> _WHAT IS ASKED_
Your task is to reproduce the material exactly.

> _MATERIAL PROVIDED_
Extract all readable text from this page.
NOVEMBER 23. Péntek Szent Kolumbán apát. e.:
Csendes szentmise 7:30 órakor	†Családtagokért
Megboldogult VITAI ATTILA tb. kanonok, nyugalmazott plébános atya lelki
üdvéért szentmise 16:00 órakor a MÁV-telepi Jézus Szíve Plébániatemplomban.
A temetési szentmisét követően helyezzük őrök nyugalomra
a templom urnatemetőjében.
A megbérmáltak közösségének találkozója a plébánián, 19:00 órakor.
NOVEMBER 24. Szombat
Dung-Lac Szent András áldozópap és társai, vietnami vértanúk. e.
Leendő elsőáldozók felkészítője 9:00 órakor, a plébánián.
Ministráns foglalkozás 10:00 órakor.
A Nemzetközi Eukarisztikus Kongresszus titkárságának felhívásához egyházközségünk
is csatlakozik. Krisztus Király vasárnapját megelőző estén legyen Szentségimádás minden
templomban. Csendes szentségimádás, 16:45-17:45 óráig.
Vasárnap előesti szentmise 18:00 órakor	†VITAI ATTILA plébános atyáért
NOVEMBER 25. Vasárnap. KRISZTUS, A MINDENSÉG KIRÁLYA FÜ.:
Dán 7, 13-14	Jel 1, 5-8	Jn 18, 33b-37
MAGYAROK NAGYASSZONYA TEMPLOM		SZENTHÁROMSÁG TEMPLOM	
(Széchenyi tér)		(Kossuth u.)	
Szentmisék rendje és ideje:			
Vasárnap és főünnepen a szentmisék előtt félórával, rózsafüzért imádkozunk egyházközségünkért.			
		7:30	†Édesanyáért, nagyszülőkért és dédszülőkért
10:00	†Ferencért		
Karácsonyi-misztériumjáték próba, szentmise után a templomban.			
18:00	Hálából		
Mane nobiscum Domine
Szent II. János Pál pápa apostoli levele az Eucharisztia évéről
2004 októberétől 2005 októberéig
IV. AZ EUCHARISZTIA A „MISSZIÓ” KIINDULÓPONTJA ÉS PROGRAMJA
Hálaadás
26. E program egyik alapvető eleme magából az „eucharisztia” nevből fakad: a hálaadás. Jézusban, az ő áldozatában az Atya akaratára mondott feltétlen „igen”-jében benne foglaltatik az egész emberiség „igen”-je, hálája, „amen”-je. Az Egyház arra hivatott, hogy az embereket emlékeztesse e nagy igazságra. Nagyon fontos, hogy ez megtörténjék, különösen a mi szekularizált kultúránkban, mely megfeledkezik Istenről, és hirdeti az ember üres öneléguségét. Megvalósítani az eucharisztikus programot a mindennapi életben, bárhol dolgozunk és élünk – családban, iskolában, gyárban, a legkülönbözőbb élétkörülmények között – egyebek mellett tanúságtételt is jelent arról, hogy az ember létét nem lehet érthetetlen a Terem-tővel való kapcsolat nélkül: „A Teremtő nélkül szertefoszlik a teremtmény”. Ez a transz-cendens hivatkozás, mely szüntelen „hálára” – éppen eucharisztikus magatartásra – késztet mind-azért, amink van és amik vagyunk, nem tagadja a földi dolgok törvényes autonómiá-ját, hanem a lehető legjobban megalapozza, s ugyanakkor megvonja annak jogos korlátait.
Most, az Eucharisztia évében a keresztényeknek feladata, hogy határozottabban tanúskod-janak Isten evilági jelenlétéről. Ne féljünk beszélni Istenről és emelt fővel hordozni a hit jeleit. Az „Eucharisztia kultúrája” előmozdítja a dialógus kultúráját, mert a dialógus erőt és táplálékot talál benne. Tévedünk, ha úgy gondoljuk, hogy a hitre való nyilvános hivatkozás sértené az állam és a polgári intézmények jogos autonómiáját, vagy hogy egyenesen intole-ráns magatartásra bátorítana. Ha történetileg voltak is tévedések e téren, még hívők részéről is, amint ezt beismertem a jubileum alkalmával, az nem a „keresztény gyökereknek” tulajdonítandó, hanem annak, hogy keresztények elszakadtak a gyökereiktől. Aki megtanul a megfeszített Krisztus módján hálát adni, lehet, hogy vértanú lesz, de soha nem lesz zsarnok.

> _RESPONSE TO THIS TASK_
Extract all readable text from this page.
NOVEMBER 23. Péntek Szent Kolumbán apát. e.:
Csendes szentmise 7:30 órakor	†Családtagokért
Megboldogult VITAI ATTILA tb. kanonok, nyugalmazott plébános atya lelki
üdvéért szentmise 16:00 órakor a MÁV-telepi Jézus Szíve Plébániatemplomban.
A temetési szentmisét követően helyezzük őrök nyugalomra
a templom urnatemetőjében.
A megbérmáltak közösségének találkozója a plébánián, 19:00 órakor.
NOVEMBER 24. Szombat
Dung-Lac Szent András áldozópap és társai, vietnami vértanúk. e.
Leendő elsőáldozók felkészítője 9:00 órakor, a plébánián.
Ministráns foglalkozás 10:00 órakor.
A Nemzetközi Eukarisztikus Kongresszus titkárságának felhívásához egyházközségünk
is csatlakozik. Krisztus Király vasárnapját megelőző estén legyen Szentségimádás minden
templomban. Csendes szentségimádás, 16:45-17:45 óráig.
Vasárnap előesti szentmise 18:00 órakor	†VITAI ATTILA plébános atyáért
NOVEMBER 25. Vasárnap. KRISZTUS, A MINDENSÉG KIRÁLYA FÜ.:
Dán 7, 13-14	Jel 1, 5-8	Jn 18, 33b-37
MAGYAROK NAGYASSZONYA TEMPLOM		SZENTHÁROMSÁG TEMPLOM	
(Széchenyi tér)		(Kossuth u.)	
Szentmisék rendje és ideje:			
Vasárnap és főünnepen a szentmisék előtt félórával, rózsafüzért imádkozunk egyházközségünkért.			
		7:30	†Édesanyáért, nagyszülőkért és dédszülőkért
10:00	†Ferencért		
Karácsonyi-misztériumjáték próba, szentmise után a templomban.			
18:00	Hálából		
Mane nobiscum Domine
Szent II. János Pál pápa apostoli levele az Eucharisztia évéről
2004 októberétől 2005 októberéig
IV. AZ EUCHARISZTIA A „MISSZIÓ” KIINDULÓPONTJA ÉS PROGRAMJA
Hálaadás
26. E program egyik alapvető eleme magából az „eucharisztia” nevből fakad: a hálaadás. Jézusban, az ő áldozatában az Atya akaratára mondott feltétlen „igen”-jében benne foglaltatik az egész emberiség „igen”-je, hálája, „amen”-je. Az Egyház arra hivatott, hogy az embereket emlékeztesse e nagy igazságra. Nagyon fontos, hogy ez megtörténjék, különösen a mi szekularizált kultúránkban, mely megfeledkezik Istenről, és hirdeti az ember üres öneléguségét. Megvalósítani az eucharisztikus programot a mindennapi életben, bárhol dolgozunk és élünk – családban, iskolában, gyárban, a legkülönbözőbb élétkörülmények között – egyebek mellett tanúságtételt is jelent arról, hogy az ember létét nem lehet érthetetlen a Terem-tővel való kapcsolat nélkül: „A Teremtő nélkül szertefoszlik a teremtmény”. Ez a transz-cendens hivatkozás, mely szüntelen „hálára” – éppen eucharisztikus magatartásra – késztet mind-azért, amink van és amik vagyunk, nem tagadja a földi dolgok törvényes autonómiá-ját, hanem a lehető legjobban megalapozza, s ugyanakkor megvonja annak jogos korlátait.
Most, az Eucharisztia évében a keresztényeknek feladata, hogy határozottabban tanúskod-janak Isten evilági jelenlétéről. Ne féljünk beszélni Istenről és emelt fővel hordozni a hit jeleit. Az „Eucharisztia kultúrája” előmozdítja a dialógus kultúráját, mert a dialógus erőt és táplálékot talál benne. Tévedünk, ha úgy gondoljuk, hogy a hitre való nyilvános hivatkozás sértené az állam és a polgári intézmények jogos autonómiáját, vagy hogy egyenesen intole-ráns magatartásra bátorítana. Ha történetileg voltak is tévedések e téren, még hívők részéről is, amint ezt beismertem a jubileum alkalmával, az nem a „keresztény gyökereknek” tulajdonítandó, hanem annak, hogy keresztények elszakadtak a gyökereiktől. Aki megtanul a megfeszített Krisztus módján hálát adni, lehet, hogy vértanú lesz, de soha nem lesz zsarnok.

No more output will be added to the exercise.